** start Data provided **

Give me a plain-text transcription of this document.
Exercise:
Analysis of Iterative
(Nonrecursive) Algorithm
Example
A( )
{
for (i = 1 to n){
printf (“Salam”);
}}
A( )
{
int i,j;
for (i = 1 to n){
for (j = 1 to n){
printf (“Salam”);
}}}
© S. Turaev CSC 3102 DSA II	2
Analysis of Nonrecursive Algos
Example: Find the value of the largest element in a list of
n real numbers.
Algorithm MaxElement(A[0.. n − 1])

** end Data provided **

*What the task requires:*
Recopy all the lines exactly as they appear.

*Right answer:*
Give me a plain-text transcription of this document.
Exercise:
Analysis of Iterative
(Nonrecursive) Algorithm
Example
A( )
{
for (i = 1 to n){
printf (“Salam”);
}}
A( )
{
int i,j;
for (i = 1 to n){
for (j = 1 to n){
printf (“Salam”);
}}}
© S. Turaev CSC 3102 DSA II	2
Analysis of Nonrecursive Algos
Example: Find the value of the largest element in a list of
n real numbers.
Algorithm MaxElement(A[0.. n − 1])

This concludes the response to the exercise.